### EXERCISE AIM
Copy each line of the listing below exactly.

━━━━━ DATA SHOWN

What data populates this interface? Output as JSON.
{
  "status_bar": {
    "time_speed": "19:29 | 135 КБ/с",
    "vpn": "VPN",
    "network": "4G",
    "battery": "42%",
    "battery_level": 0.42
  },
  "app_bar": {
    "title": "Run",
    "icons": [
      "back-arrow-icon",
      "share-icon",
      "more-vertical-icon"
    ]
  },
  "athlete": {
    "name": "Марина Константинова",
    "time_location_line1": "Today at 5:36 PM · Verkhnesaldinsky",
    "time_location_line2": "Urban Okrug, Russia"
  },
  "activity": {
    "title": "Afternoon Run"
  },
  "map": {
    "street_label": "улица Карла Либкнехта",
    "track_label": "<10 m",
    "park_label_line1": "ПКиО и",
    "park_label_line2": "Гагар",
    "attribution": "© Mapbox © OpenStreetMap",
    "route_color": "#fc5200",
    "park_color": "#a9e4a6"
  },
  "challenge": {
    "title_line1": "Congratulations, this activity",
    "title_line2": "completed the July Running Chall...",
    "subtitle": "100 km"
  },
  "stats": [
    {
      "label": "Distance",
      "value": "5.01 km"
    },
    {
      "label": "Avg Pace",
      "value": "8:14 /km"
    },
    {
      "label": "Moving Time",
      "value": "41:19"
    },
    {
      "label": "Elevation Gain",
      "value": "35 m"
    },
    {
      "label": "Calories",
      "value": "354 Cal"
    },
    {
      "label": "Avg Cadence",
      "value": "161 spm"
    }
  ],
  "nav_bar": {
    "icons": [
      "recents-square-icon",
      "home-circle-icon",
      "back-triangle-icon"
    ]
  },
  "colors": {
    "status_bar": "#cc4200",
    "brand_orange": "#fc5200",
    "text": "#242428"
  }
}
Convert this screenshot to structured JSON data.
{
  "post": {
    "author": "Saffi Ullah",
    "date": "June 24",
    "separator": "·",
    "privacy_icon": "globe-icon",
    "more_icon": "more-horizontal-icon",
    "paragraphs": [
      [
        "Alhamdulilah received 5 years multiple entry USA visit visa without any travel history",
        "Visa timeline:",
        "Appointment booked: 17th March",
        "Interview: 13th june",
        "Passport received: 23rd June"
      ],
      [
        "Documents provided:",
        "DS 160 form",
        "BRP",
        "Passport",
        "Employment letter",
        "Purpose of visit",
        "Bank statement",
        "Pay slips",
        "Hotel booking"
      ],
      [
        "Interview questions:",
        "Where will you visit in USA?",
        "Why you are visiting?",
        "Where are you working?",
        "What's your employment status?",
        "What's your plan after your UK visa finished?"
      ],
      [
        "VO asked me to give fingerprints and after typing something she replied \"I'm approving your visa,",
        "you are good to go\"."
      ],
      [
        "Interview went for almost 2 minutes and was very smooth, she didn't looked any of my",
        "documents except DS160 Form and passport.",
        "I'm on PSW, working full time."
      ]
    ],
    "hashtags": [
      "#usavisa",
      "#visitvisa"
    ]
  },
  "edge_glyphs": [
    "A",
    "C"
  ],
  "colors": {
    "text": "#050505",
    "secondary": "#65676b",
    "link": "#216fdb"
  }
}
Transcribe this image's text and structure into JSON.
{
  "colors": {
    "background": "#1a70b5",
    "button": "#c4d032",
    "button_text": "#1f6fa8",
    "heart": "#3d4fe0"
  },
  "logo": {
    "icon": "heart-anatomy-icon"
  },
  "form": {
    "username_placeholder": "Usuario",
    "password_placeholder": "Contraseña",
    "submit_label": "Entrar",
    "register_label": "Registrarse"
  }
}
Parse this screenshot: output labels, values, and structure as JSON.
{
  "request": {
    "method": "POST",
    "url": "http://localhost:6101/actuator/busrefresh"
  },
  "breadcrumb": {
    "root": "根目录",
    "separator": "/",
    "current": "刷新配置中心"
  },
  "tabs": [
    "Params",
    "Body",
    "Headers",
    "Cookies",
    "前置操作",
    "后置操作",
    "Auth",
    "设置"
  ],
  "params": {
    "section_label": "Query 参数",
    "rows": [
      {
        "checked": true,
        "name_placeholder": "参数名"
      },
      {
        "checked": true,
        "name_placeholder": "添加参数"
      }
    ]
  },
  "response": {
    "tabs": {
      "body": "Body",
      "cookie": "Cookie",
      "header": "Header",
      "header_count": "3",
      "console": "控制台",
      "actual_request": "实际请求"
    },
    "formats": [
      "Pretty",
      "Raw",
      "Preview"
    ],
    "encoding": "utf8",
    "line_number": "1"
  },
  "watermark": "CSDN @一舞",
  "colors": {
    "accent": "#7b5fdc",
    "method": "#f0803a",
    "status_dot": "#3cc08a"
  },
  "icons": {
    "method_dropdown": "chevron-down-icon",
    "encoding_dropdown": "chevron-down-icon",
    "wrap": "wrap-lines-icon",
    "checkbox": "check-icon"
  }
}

━━━━━━━━━━

### EXERCISE RESULT
What data populates this interface? Output as JSON.
{
  "status_bar": {
    "time_speed": "19:29 | 135 КБ/с",
    "vpn": "VPN",
    "network": "4G",
    "battery": "42%",
    "battery_level": 0.42
  },
  "app_bar": {
    "title": "Run",
    "icons": [
      "back-arrow-icon",
      "share-icon",
      "more-vertical-icon"
    ]
  },
  "athlete": {
    "name": "Марина Константинова",
    "time_location_line1": "Today at 5:36 PM · Verkhnesaldinsky",
    "time_location_line2": "Urban Okrug, Russia"
  },
  "activity": {
    "title": "Afternoon Run"
  },
  "map": {
    "street_label": "улица Карла Либкнехта",
    "track_label": "<10 m",
    "park_label_line1": "ПКиО и",
    "park_label_line2": "Гагар",
    "attribution": "© Mapbox © OpenStreetMap",
    "route_color": "#fc5200",
    "park_color": "#a9e4a6"
  },
  "challenge": {
    "title_line1": "Congratulations, this activity",
    "title_line2": "completed the July Running Chall...",
    "subtitle": "100 km"
  },
  "stats": [
    {
      "label": "Distance",
      "value": "5.01 km"
    },
    {
      "label": "Avg Pace",
      "value": "8:14 /km"
    },
    {
      "label": "Moving Time",
      "value": "41:19"
    },
    {
      "label": "Elevation Gain",
      "value": "35 m"
    },
    {
      "label": "Calories",
      "value": "354 Cal"
    },
    {
      "label": "Avg Cadence",
      "value": "161 spm"
    }
  ],
  "nav_bar": {
    "icons": [
      "recents-square-icon",
      "home-circle-icon",
      "back-triangle-icon"
    ]
  },
  "colors": {
    "status_bar": "#cc4200",
    "brand_orange": "#fc5200",
    "text": "#242428"
  }
}
Convert this screenshot to structured JSON data.
{
  "post": {
    "author": "Saffi Ullah",
    "date": "June 24",
    "separator": "·",
    "privacy_icon": "globe-icon",
    "more_icon": "more-horizontal-icon",
    "paragraphs": [
      [
        "Alhamdulilah received 5 years multiple entry USA visit visa without any travel history",
        "Visa timeline:",
        "Appointment booked: 17th March",
        "Interview: 13th june",
        "Passport received: 23rd June"
      ],
      [
        "Documents provided:",
        "DS 160 form",
        "BRP",
        "Passport",
        "Employment letter",
        "Purpose of visit",
        "Bank statement",
        "Pay slips",
        "Hotel booking"
      ],
      [
        "Interview questions:",
        "Where will you visit in USA?",
        "Why you are visiting?",
        "Where are you working?",
        "What's your employment status?",
        "What's your plan after your UK visa finished?"
      ],
      [
        "VO asked me to give fingerprints and after typing something she replied \"I'm approving your visa,",
        "you are good to go\"."
      ],
      [
        "Interview went for almost 2 minutes and was very smooth, she didn't looked any of my",
        "documents except DS160 Form and passport.",
        "I'm on PSW, working full time."
      ]
    ],
    "hashtags": [
      "#usavisa",
      "#visitvisa"
    ]
  },
  "edge_glyphs": [
    "A",
    "C"
  ],
  "colors": {
    "text": "#050505",
    "secondary": "#65676b",
    "link": "#216fdb"
  }
}
Transcribe this image's text and structure into JSON.
{
  "colors": {
    "background": "#1a70b5",
    "button": "#c4d032",
    "button_text": "#1f6fa8",
    "heart": "#3d4fe0"
  },
  "logo": {
    "icon": "heart-anatomy-icon"
  },
  "form": {
    "username_placeholder": "Usuario",
    "password_placeholder": "Contraseña",
    "submit_label": "Entrar",
    "register_label": "Registrarse"
  }
}
Parse this screenshot: output labels, values, and structure as JSON.
{
  "request": {
    "method": "POST",
    "url": "http://localhost:6101/actuator/busrefresh"
  },
  "breadcrumb": {
    "root": "根目录",
    "separator": "/",
    "current": "刷新配置中心"
  },
  "tabs": [
    "Params",
    "Body",
    "Headers",
    "Cookies",
    "前置操作",
    "后置操作",
    "Auth",
    "设置"
  ],
  "params": {
    "section_label": "Query 参数",
    "rows": [
      {
        "checked": true,
        "name_placeholder": "参数名"
      },
      {
        "checked": true,
        "name_placeholder": "添加参数"
      }
    ]
  },
  "response": {
    "tabs": {
      "body": "Body",
      "cookie": "Cookie",
      "header": "Header",
      "header_count": "3",
      "console": "控制台",
      "actual_request": "实际请求"
    },
    "formats": [
      "Pretty",
      "Raw",
      "Preview"
    ],
    "encoding": "utf8",
    "line_number": "1"
  },
  "watermark": "CSDN @一舞",
  "colors": {
    "accent": "#7b5fdc",
    "method": "#f0803a",
    "status_dot": "#3cc08a"
  },
  "icons": {
    "method_dropdown": "chevron-down-icon",
    "encoding_dropdown": "chevron-down-icon",
    "wrap": "wrap-lines-icon",
    "checkbox": "check-icon"
  }
}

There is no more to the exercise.